— begin Provided data —

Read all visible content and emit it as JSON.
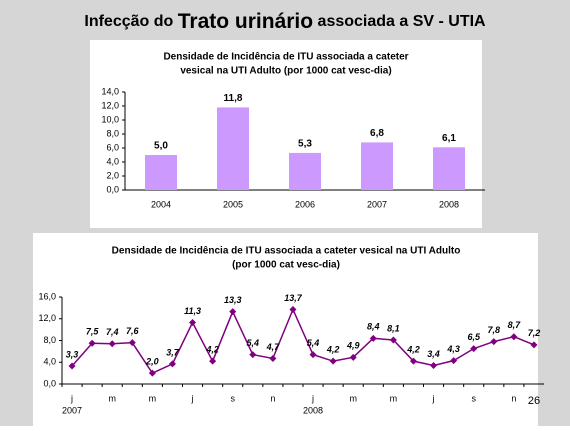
{
  "slide": {
    "title_parts": [
      "Infecção do",
      "Trato urinário",
      "associada a SV - UTIA"
    ],
    "page_number": "26"
  },
  "chart_data": [
    {
      "type": "bar",
      "title": [
        "Densidade de Incidência de ITU associada a cateter",
        "vesical na UTI Adulto (por 1000 cat vesc-dia)"
      ],
      "categories": [
        "2004",
        "2005",
        "2006",
        "2007",
        "2008"
      ],
      "values": [
        5.0,
        11.8,
        5.3,
        6.8,
        6.1
      ],
      "value_labels": [
        "5,0",
        "11,8",
        "5,3",
        "6,8",
        "6,1"
      ],
      "color": "#cc99ff",
      "ylim": [
        0,
        14
      ],
      "yticks": [
        {
          "value": 0,
          "label": "0,0"
        },
        {
          "value": 2,
          "label": "2,0"
        },
        {
          "value": 4,
          "label": "4,0"
        },
        {
          "value": 6,
          "label": "6,0"
        },
        {
          "value": 8,
          "label": "8,0"
        },
        {
          "value": 10,
          "label": "10,0"
        },
        {
          "value": 12,
          "label": "12,0"
        },
        {
          "value": 14,
          "label": "14,0"
        }
      ]
    },
    {
      "type": "line",
      "title": [
        "Densidade de Incidência de ITU associada a cateter vesical na UTI Adulto",
        "(por 1000 cat vesc-dia)"
      ],
      "categories": [
        "j",
        null,
        "m",
        null,
        "m",
        null,
        "j",
        null,
        "s",
        null,
        "n",
        null,
        "j",
        null,
        "m",
        null,
        "m",
        null,
        "j",
        null,
        "s",
        null,
        "n",
        null
      ],
      "years": [
        "2007",
        "2008"
      ],
      "values": [
        3.3,
        7.5,
        7.4,
        7.6,
        2.0,
        3.7,
        11.3,
        4.2,
        13.3,
        5.4,
        4.7,
        13.7,
        5.4,
        4.2,
        4.9,
        8.4,
        8.1,
        4.2,
        3.4,
        4.3,
        6.5,
        7.8,
        8.7,
        7.2
      ],
      "value_labels": [
        "3,3",
        "7,5",
        "7,4",
        "7,6",
        "2,0",
        "3,7",
        "11,3",
        "4,2",
        "13,3",
        "5,4",
        "4,7",
        "13,7",
        "5,4",
        "4,2",
        "4,9",
        "8,4",
        "8,1",
        "4,2",
        "3,4",
        "4,3",
        "6,5",
        "7,8",
        "8,7",
        "7,2"
      ],
      "color": "#800080",
      "ylim": [
        0,
        16
      ],
      "yticks": [
        {
          "value": 0,
          "label": "0,0"
        },
        {
          "value": 4,
          "label": "4,0"
        },
        {
          "value": 8,
          "label": "8,0"
        },
        {
          "value": 12,
          "label": "12,0"
        },
        {
          "value": 16,
          "label": "16,0"
        }
      ]
    }
  ]
}
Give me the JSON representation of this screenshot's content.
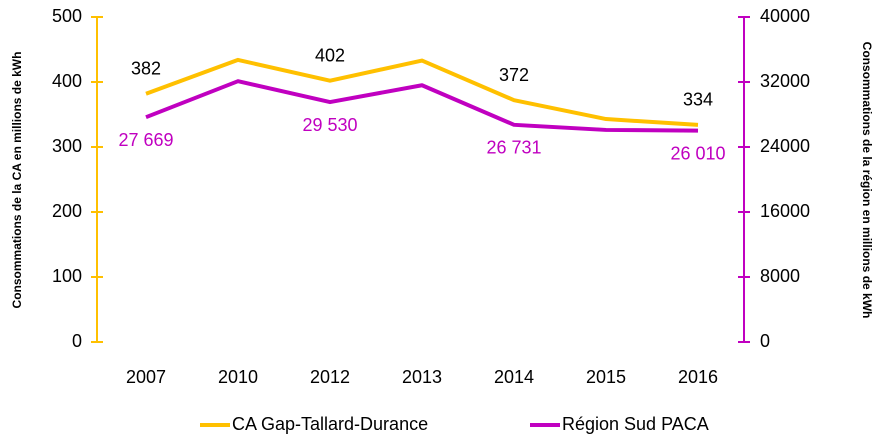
{
  "chart_data": {
    "type": "line",
    "y_label": "Consommations de la CA en millions de kWh",
    "y2_label": "Consommations de la région en millions de kWh",
    "categories": [
      "2007",
      "2010",
      "2012",
      "2013",
      "2014",
      "2015",
      "2016"
    ],
    "ylim": [
      0,
      500
    ],
    "yticks": [
      0,
      100,
      200,
      300,
      400,
      500
    ],
    "y2lim": [
      0,
      40000
    ],
    "y2ticks": [
      0,
      8000,
      16000,
      24000,
      32000,
      40000
    ],
    "legend": "bottom",
    "series": [
      {
        "name": "CA Gap-Tallard-Durance",
        "color": "#ffc000",
        "label_color": "#000000",
        "values": [
          382,
          434,
          402,
          433,
          372,
          343,
          334
        ],
        "value_labels": [
          "382",
          null,
          "402",
          null,
          "372",
          null,
          "334"
        ]
      },
      {
        "name": "Région Sud PACA",
        "color": "#c000c0",
        "axis": "y2",
        "label_color": "#c000c0",
        "values": [
          27669,
          32100,
          29530,
          31600,
          26731,
          26100,
          26010
        ],
        "value_labels": [
          "27 669",
          null,
          "29 530",
          null,
          "26 731",
          null,
          "26 010"
        ]
      }
    ]
  }
}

— end Provided data —

**Work to do:**
Extract every line containing the string "associada" from the material.

**Answer to this problem:**
      "associada a SV - UTIA"
        "Densidade de Incidência de ITU associada a cateter",
        "Densidade de Incidência de ITU associada a cateter vesical na UTI Adulto",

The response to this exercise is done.